Stored data:
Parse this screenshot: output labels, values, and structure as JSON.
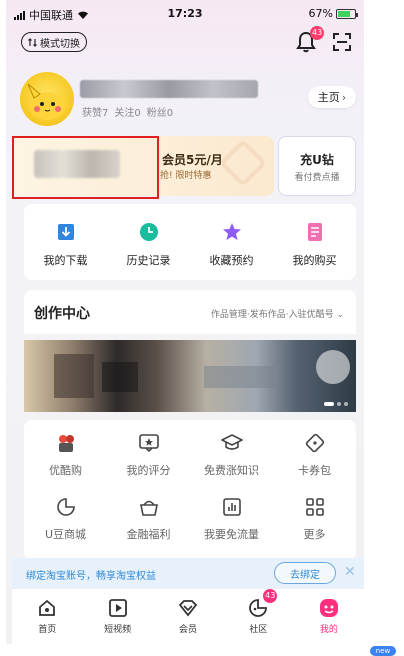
{
  "status_bar": {
    "carrier": "中国联通",
    "time": "17:23",
    "battery": "67%"
  },
  "header": {
    "mode_switch_label": "模式切换",
    "notification_count": "43"
  },
  "profile": {
    "stats_likes": "获赞7",
    "stats_follow": "关注0",
    "stats_fans": "粉丝0",
    "home_label": "主页"
  },
  "vip": {
    "title": "会员5元/月",
    "subtitle": "抢! 限时特惠",
    "topup_title": "充U钻",
    "topup_sub": "看付费点播"
  },
  "quick_actions": [
    {
      "label": "我的下载",
      "icon": "download-icon",
      "color": "#2e86de"
    },
    {
      "label": "历史记录",
      "icon": "clock-icon",
      "color": "#1abc9c"
    },
    {
      "label": "收藏预约",
      "icon": "star-icon",
      "color": "#8e5cf7"
    },
    {
      "label": "我的购买",
      "icon": "receipt-icon",
      "color": "#f06fb0"
    }
  ],
  "create_center": {
    "title": "创作中心",
    "links": "作品管理·发布作品·入驻优酷号"
  },
  "services": [
    {
      "label": "优酷购",
      "icon": "shopping-icon"
    },
    {
      "label": "我的评分",
      "icon": "rating-icon"
    },
    {
      "label": "免费涨知识",
      "icon": "graduation-cap-icon"
    },
    {
      "label": "卡券包",
      "icon": "coupon-icon"
    },
    {
      "label": "U豆商城",
      "icon": "bean-icon"
    },
    {
      "label": "金融福利",
      "icon": "wallet-icon"
    },
    {
      "label": "我要免流量",
      "icon": "data-plan-icon"
    },
    {
      "label": "更多",
      "icon": "grid-icon"
    }
  ],
  "taobao_bar": {
    "text": "绑定淘宝账号，畅享淘宝权益",
    "button": "去绑定",
    "close": "✕"
  },
  "tabs": [
    {
      "label": "首页",
      "icon": "home-icon"
    },
    {
      "label": "短视频",
      "icon": "play-icon"
    },
    {
      "label": "会员",
      "icon": "diamond-icon"
    },
    {
      "label": "社区",
      "icon": "community-icon",
      "badge": "43"
    },
    {
      "label": "我的",
      "icon": "profile-icon",
      "active": true
    }
  ],
  "corner_badge": "new",
  "colors": {
    "accent_pink": "#ff2e7e",
    "link_blue": "#2f8ad8",
    "highlight_red": "#e02020"
  }
}
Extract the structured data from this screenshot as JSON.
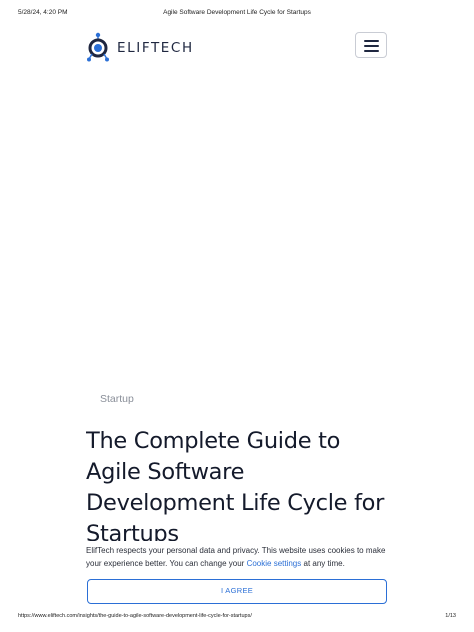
{
  "print_header": {
    "datetime": "5/28/24, 4:20 PM",
    "page_title": "Agile Software Development Life Cycle for Startups"
  },
  "header": {
    "logo_text": "ELIFTECH",
    "logo_icon": "eliftech-logo-icon",
    "menu_icon": "hamburger-menu-icon"
  },
  "article": {
    "category": "Startup",
    "title": "The Complete Guide to Agile Software Development Life Cycle for Startups"
  },
  "cookie_banner": {
    "text_before_link": "ElifTech respects your personal data and privacy. This website uses cookies to make your experience better. You can change your ",
    "link_text": "Cookie settings",
    "text_after_link": " at any time.",
    "agree_label": "I AGREE"
  },
  "print_footer": {
    "url": "https://www.eliftech.com/insights/the-guide-to-agile-software-development-life-cycle-for-startups/",
    "page_number": "1/13"
  },
  "colors": {
    "accent": "#2b6fd6",
    "text": "#141a2b",
    "muted": "#8a8f99"
  }
}
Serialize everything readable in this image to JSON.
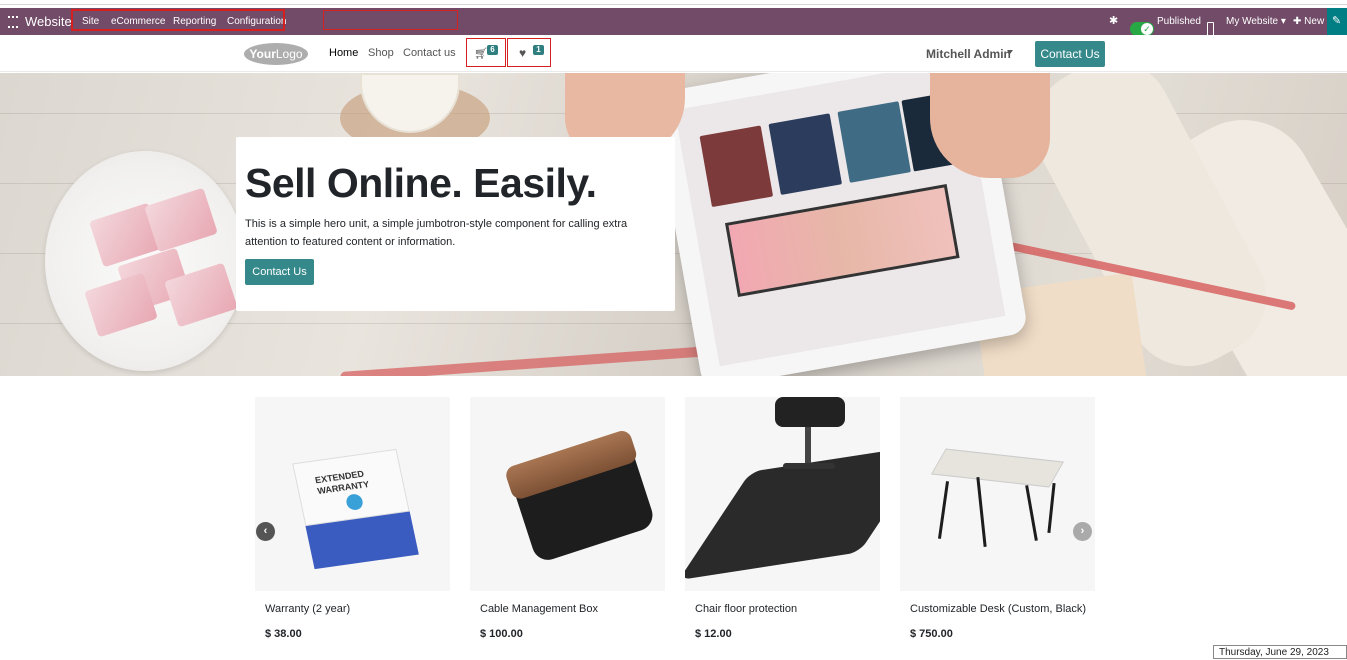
{
  "admin_bar": {
    "app_name": "Website",
    "menu": [
      "Site",
      "eCommerce",
      "Reporting",
      "Configuration"
    ],
    "published_label": "Published",
    "my_website_label": "My Website",
    "new_label": "New"
  },
  "site_header": {
    "logo": {
      "part1": "Your",
      "part2": "Logo"
    },
    "nav": [
      "Home",
      "Shop",
      "Contact us"
    ],
    "cart_count": "6",
    "wishlist_count": "1",
    "user_name": "Mitchell Admin",
    "contact_button": "Contact Us"
  },
  "hero": {
    "title": "Sell Online. Easily.",
    "text": "This is a simple hero unit, a simple jumbotron-style component for calling extra attention to featured content or information.",
    "cta_label": "Contact Us"
  },
  "products": [
    {
      "name": "Warranty (2 year)",
      "price": "$ 38.00",
      "image": "extended-warranty-box"
    },
    {
      "name": "Cable Management Box",
      "price": "$ 100.00",
      "image": "cable-management-box"
    },
    {
      "name": "Chair floor protection",
      "price": "$ 12.00",
      "image": "chair-floor-mat"
    },
    {
      "name": "Customizable Desk (Custom, Black)",
      "price": "$ 750.00",
      "image": "desk"
    }
  ],
  "warranty_box_label": "EXTENDED WARRANTY",
  "date_tooltip": "Thursday, June 29, 2023",
  "colors": {
    "admin_bar": "#714b67",
    "accent": "#35898a",
    "highlight_box": "#d62020"
  }
}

Exercise directions >> Every record must be copied exactly, with images dropped from the result.

Answer in full >>
Parse this screenshot: output labels, values, and structure as JSON.
{
  "status_bar": {
    "carrier": "中国联通",
    "time": "17:23",
    "battery": "67%"
  },
  "header": {
    "mode_switch_label": "模式切换",
    "notification_count": "43"
  },
  "profile": {
    "stats_likes": "获赞7",
    "stats_follow": "关注0",
    "stats_fans": "粉丝0",
    "home_label": "主页"
  },
  "vip": {
    "title": "会员5元/月",
    "subtitle": "抢! 限时特惠",
    "topup_title": "充U钻",
    "topup_sub": "看付费点播"
  },
  "quick_actions": [
    {
      "label": "我的下载",
      "icon": "download-icon",
      "color": "#2e86de"
    },
    {
      "label": "历史记录",
      "icon": "clock-icon",
      "color": "#1abc9c"
    },
    {
      "label": "收藏预约",
      "icon": "star-icon",
      "color": "#8e5cf7"
    },
    {
      "label": "我的购买",
      "icon": "receipt-icon",
      "color": "#f06fb0"
    }
  ],
  "create_center": {
    "title": "创作中心",
    "links": "作品管理·发布作品·入驻优酷号"
  },
  "services": [
    {
      "label": "优酷购",
      "icon": "shopping-icon"
    },
    {
      "label": "我的评分",
      "icon": "rating-icon"
    },
    {
      "label": "免费涨知识",
      "icon": "graduation-cap-icon"
    },
    {
      "label": "卡券包",
      "icon": "coupon-icon"
    },
    {
      "label": "U豆商城",
      "icon": "bean-icon"
    },
    {
      "label": "金融福利",
      "icon": "wallet-icon"
    },
    {
      "label": "我要免流量",
      "icon": "data-plan-icon"
    },
    {
      "label": "更多",
      "icon": "grid-icon"
    }
  ],
  "taobao_bar": {
    "text": "绑定淘宝账号，畅享淘宝权益",
    "button": "去绑定",
    "close": "✕"
  },
  "tabs": [
    {
      "label": "首页",
      "icon": "home-icon"
    },
    {
      "label": "短视频",
      "icon": "play-icon"
    },
    {
      "label": "会员",
      "icon": "diamond-icon"
    },
    {
      "label": "社区",
      "icon": "community-icon",
      "badge": "43"
    },
    {
      "label": "我的",
      "icon": "profile-icon",
      "active": true
    }
  ],
  "corner_badge": "new",
  "colors": {
    "accent_pink": "#ff2e7e",
    "link_blue": "#2f8ad8",
    "highlight_red": "#e02020"
  }
}
Extract the structured data from this screenshot as JSON.
{
  "print_header": {
    "datetime": "5/28/24, 4:20 PM",
    "page_title": "Agile Software Development Life Cycle for Startups"
  },
  "header": {
    "logo_text": "ELIFTECH",
    "logo_icon": "eliftech-logo-icon",
    "menu_icon": "hamburger-menu-icon"
  },
  "article": {
    "category": "Startup",
    "title": "The Complete Guide to Agile Software Development Life Cycle for Startups"
  },
  "cookie_banner": {
    "text_before_link": "ElifTech respects your personal data and privacy. This website uses cookies to make your experience better. You can change your ",
    "link_text": "Cookie settings",
    "text_after_link": " at any time.",
    "agree_label": "I AGREE"
  },
  "print_footer": {
    "url": "https://www.eliftech.com/insights/the-guide-to-agile-software-development-life-cycle-for-startups/",
    "page_number": "1/13"
  },
  "colors": {
    "accent": "#2b6fd6",
    "text": "#141a2b",
    "muted": "#8a8f99"
  }
}
Serialize everything readable in this image to JSON.
{
  "admin_bar": {
    "app_name": "Website",
    "menu": [
      "Site",
      "eCommerce",
      "Reporting",
      "Configuration"
    ],
    "published_label": "Published",
    "my_website_label": "My Website",
    "new_label": "New"
  },
  "site_header": {
    "logo": {
      "part1": "Your",
      "part2": "Logo"
    },
    "nav": [
      "Home",
      "Shop",
      "Contact us"
    ],
    "cart_count": "6",
    "wishlist_count": "1",
    "user_name": "Mitchell Admin",
    "contact_button": "Contact Us"
  },
  "hero": {
    "title": "Sell Online. Easily.",
    "text": "This is a simple hero unit, a simple jumbotron-style component for calling extra attention to featured content or information.",
    "cta_label": "Contact Us"
  },
  "products": [
    {
      "name": "Warranty (2 year)",
      "price": "$ 38.00",
      "image": "extended-warranty-box"
    },
    {
      "name": "Cable Management Box",
      "price": "$ 100.00",
      "image": "cable-management-box"
    },
    {
      "name": "Chair floor protection",
      "price": "$ 12.00",
      "image": "chair-floor-mat"
    },
    {
      "name": "Customizable Desk (Custom, Black)",
      "price": "$ 750.00",
      "image": "desk"
    }
  ],
  "warranty_box_label": "EXTENDED WARRANTY",
  "date_tooltip": "Thursday, June 29, 2023",
  "colors": {
    "admin_bar": "#714b67",
    "accent": "#35898a",
    "highlight_box": "#d62020"
  }
}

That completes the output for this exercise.